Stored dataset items
******************************

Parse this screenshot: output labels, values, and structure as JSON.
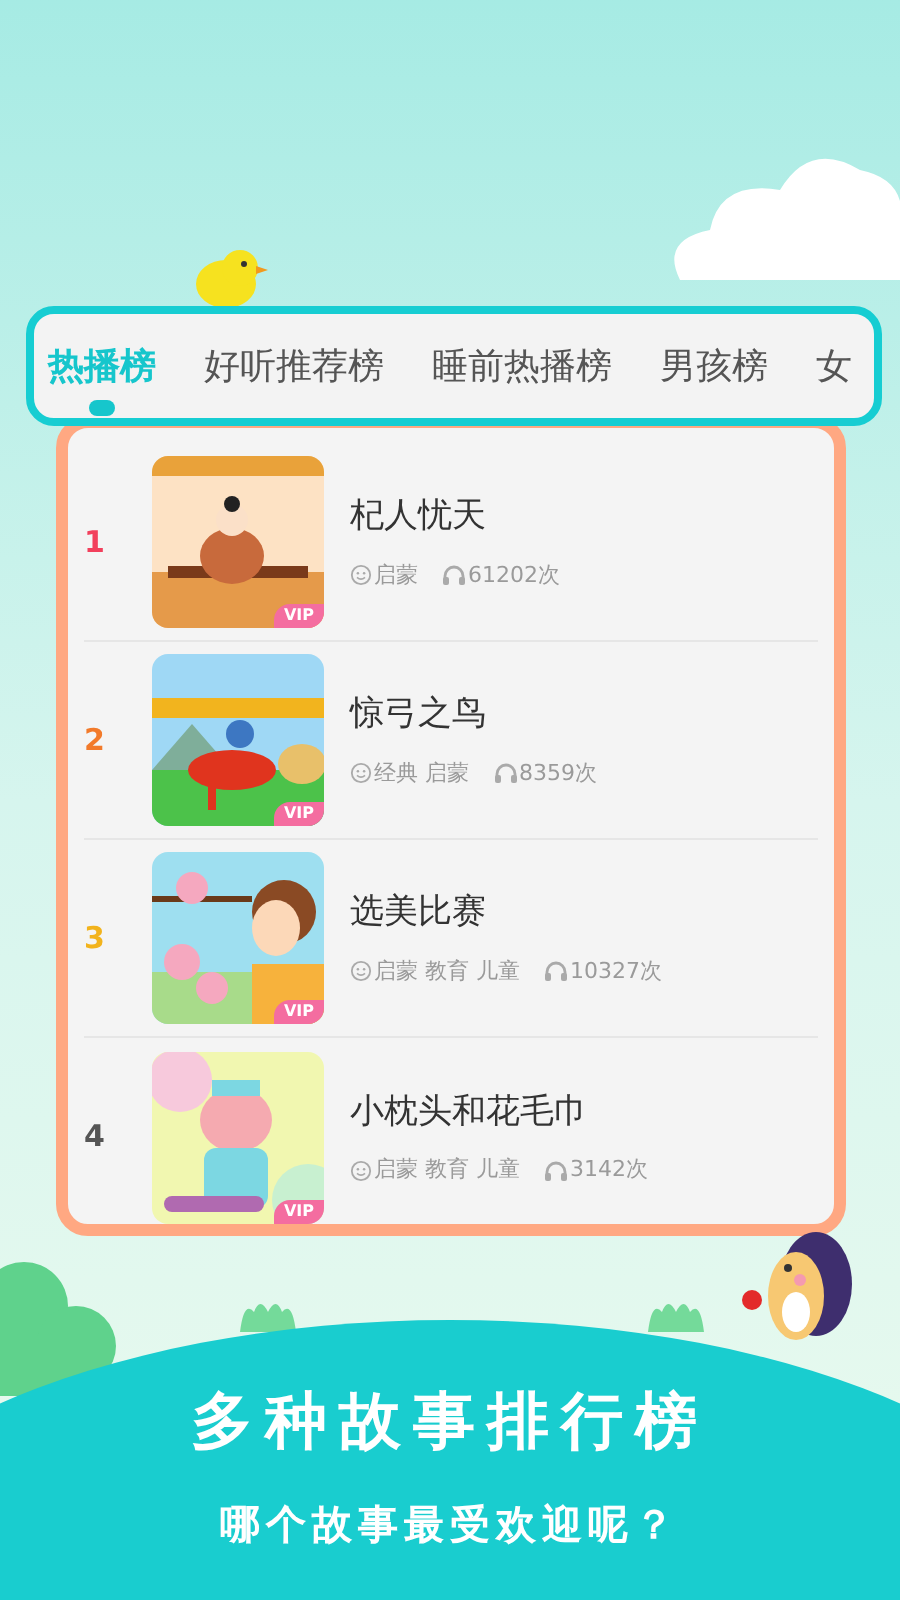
{
  "tabs": [
    {
      "label": "热播榜",
      "selected": true
    },
    {
      "label": "好听推荐榜",
      "selected": false
    },
    {
      "label": "睡前热播榜",
      "selected": false
    },
    {
      "label": "男孩榜",
      "selected": false
    },
    {
      "label": "女",
      "selected": false
    }
  ],
  "stories": [
    {
      "rank": "1",
      "color": "#f2405c",
      "title": "杞人忧天",
      "tags": "启蒙",
      "plays": "61202次",
      "badge": "VIP"
    },
    {
      "rank": "2",
      "color": "#f27a2a",
      "title": "惊弓之鸟",
      "tags": "经典 启蒙",
      "plays": "8359次",
      "badge": "VIP"
    },
    {
      "rank": "3",
      "color": "#f2b31c",
      "title": "选美比赛",
      "tags": "启蒙 教育 儿童",
      "plays": "10327次",
      "badge": "VIP"
    },
    {
      "rank": "4",
      "color": "#555555",
      "title": "小枕头和花毛巾",
      "tags": "启蒙 教育 儿童",
      "plays": "3142次",
      "badge": "VIP"
    }
  ],
  "headline": "多种故事排行榜",
  "subline": "哪个故事最受欢迎呢？"
}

******************************

**What the task requires**: Give every line above again exactly, with no pictures.

**Answer**:
Parse this screenshot: output labels, values, and structure as JSON.
{
  "tabs": [
    {
      "label": "热播榜",
      "selected": true
    },
    {
      "label": "好听推荐榜",
      "selected": false
    },
    {
      "label": "睡前热播榜",
      "selected": false
    },
    {
      "label": "男孩榜",
      "selected": false
    },
    {
      "label": "女",
      "selected": false
    }
  ],
  "stories": [
    {
      "rank": "1",
      "color": "#f2405c",
      "title": "杞人忧天",
      "tags": "启蒙",
      "plays": "61202次",
      "badge": "VIP"
    },
    {
      "rank": "2",
      "color": "#f27a2a",
      "title": "惊弓之鸟",
      "tags": "经典 启蒙",
      "plays": "8359次",
      "badge": "VIP"
    },
    {
      "rank": "3",
      "color": "#f2b31c",
      "title": "选美比赛",
      "tags": "启蒙 教育 儿童",
      "plays": "10327次",
      "badge": "VIP"
    },
    {
      "rank": "4",
      "color": "#555555",
      "title": "小枕头和花毛巾",
      "tags": "启蒙 教育 儿童",
      "plays": "3142次",
      "badge": "VIP"
    }
  ],
  "headline": "多种故事排行榜",
  "subline": "哪个故事最受欢迎呢？"
}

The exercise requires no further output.